-- START --

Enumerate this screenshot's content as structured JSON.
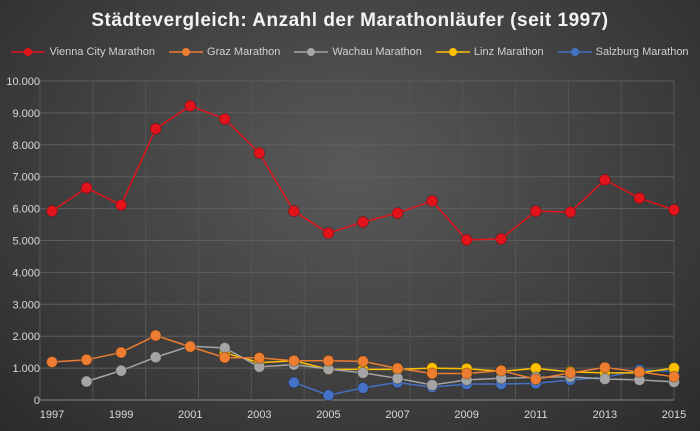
{
  "chart_data": {
    "type": "line",
    "title": "Städtevergleich: Anzahl der Marathonläufer (seit 1997)",
    "xlabel": "",
    "ylabel": "",
    "x": [
      1997,
      1998,
      1999,
      2000,
      2001,
      2002,
      2003,
      2004,
      2005,
      2006,
      2007,
      2008,
      2009,
      2010,
      2011,
      2012,
      2013,
      2014,
      2015
    ],
    "x_tick_labels": [
      "1997",
      "1999",
      "2001",
      "2003",
      "2005",
      "2007",
      "2009",
      "2011",
      "2013",
      "2015"
    ],
    "y_tick_labels": [
      "0",
      "1.000",
      "2.000",
      "3.000",
      "4.000",
      "5.000",
      "6.000",
      "7.000",
      "8.000",
      "9.000",
      "10.000"
    ],
    "ylim": [
      0,
      10000
    ],
    "grid": true,
    "legend_position": "top",
    "series": [
      {
        "name": "Vienna City Marathon",
        "color": "#e3131b",
        "values": [
          5920,
          6650,
          6110,
          8500,
          9220,
          8810,
          7740,
          5920,
          5230,
          5580,
          5860,
          6240,
          5020,
          5050,
          5920,
          5890,
          6900,
          6330,
          5960
        ]
      },
      {
        "name": "Graz Marathon",
        "color": "#ed7d31",
        "values": [
          1190,
          1260,
          1490,
          2020,
          1670,
          1330,
          1320,
          1230,
          1230,
          1210,
          990,
          830,
          830,
          920,
          650,
          850,
          1020,
          880,
          730
        ]
      },
      {
        "name": "Wachau Marathon",
        "color": "#a5a5a5",
        "values": [
          null,
          580,
          920,
          1340,
          1690,
          1630,
          1040,
          1110,
          970,
          850,
          680,
          470,
          630,
          680,
          710,
          730,
          660,
          630,
          570
        ]
      },
      {
        "name": "Linz Marathon",
        "color": "#ffc000",
        "values": [
          null,
          null,
          null,
          null,
          null,
          1480,
          1170,
          1230,
          960,
          960,
          960,
          1000,
          980,
          900,
          990,
          880,
          850,
          850,
          1000
        ]
      },
      {
        "name": "Salzburg Marathon",
        "color": "#4472c4",
        "values": [
          null,
          null,
          null,
          null,
          null,
          null,
          null,
          550,
          150,
          380,
          550,
          400,
          500,
          500,
          520,
          630,
          710,
          940,
          900
        ]
      }
    ]
  }
}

-- END --

WHAT THE EXERCISE ASKS → Reproduce the data word for word, excluding its pictures.

REPLY TO THE TASK →
Enumerate this screenshot's content as structured JSON.
{
  "chart_data": {
    "type": "line",
    "title": "Städtevergleich: Anzahl der Marathonläufer (seit 1997)",
    "xlabel": "",
    "ylabel": "",
    "x": [
      1997,
      1998,
      1999,
      2000,
      2001,
      2002,
      2003,
      2004,
      2005,
      2006,
      2007,
      2008,
      2009,
      2010,
      2011,
      2012,
      2013,
      2014,
      2015
    ],
    "x_tick_labels": [
      "1997",
      "1999",
      "2001",
      "2003",
      "2005",
      "2007",
      "2009",
      "2011",
      "2013",
      "2015"
    ],
    "y_tick_labels": [
      "0",
      "1.000",
      "2.000",
      "3.000",
      "4.000",
      "5.000",
      "6.000",
      "7.000",
      "8.000",
      "9.000",
      "10.000"
    ],
    "ylim": [
      0,
      10000
    ],
    "grid": true,
    "legend_position": "top",
    "series": [
      {
        "name": "Vienna City Marathon",
        "color": "#e3131b",
        "values": [
          5920,
          6650,
          6110,
          8500,
          9220,
          8810,
          7740,
          5920,
          5230,
          5580,
          5860,
          6240,
          5020,
          5050,
          5920,
          5890,
          6900,
          6330,
          5960
        ]
      },
      {
        "name": "Graz Marathon",
        "color": "#ed7d31",
        "values": [
          1190,
          1260,
          1490,
          2020,
          1670,
          1330,
          1320,
          1230,
          1230,
          1210,
          990,
          830,
          830,
          920,
          650,
          850,
          1020,
          880,
          730
        ]
      },
      {
        "name": "Wachau Marathon",
        "color": "#a5a5a5",
        "values": [
          null,
          580,
          920,
          1340,
          1690,
          1630,
          1040,
          1110,
          970,
          850,
          680,
          470,
          630,
          680,
          710,
          730,
          660,
          630,
          570
        ]
      },
      {
        "name": "Linz Marathon",
        "color": "#ffc000",
        "values": [
          null,
          null,
          null,
          null,
          null,
          1480,
          1170,
          1230,
          960,
          960,
          960,
          1000,
          980,
          900,
          990,
          880,
          850,
          850,
          1000
        ]
      },
      {
        "name": "Salzburg Marathon",
        "color": "#4472c4",
        "values": [
          null,
          null,
          null,
          null,
          null,
          null,
          null,
          550,
          150,
          380,
          550,
          400,
          500,
          500,
          520,
          630,
          710,
          940,
          900
        ]
      }
    ]
  }
}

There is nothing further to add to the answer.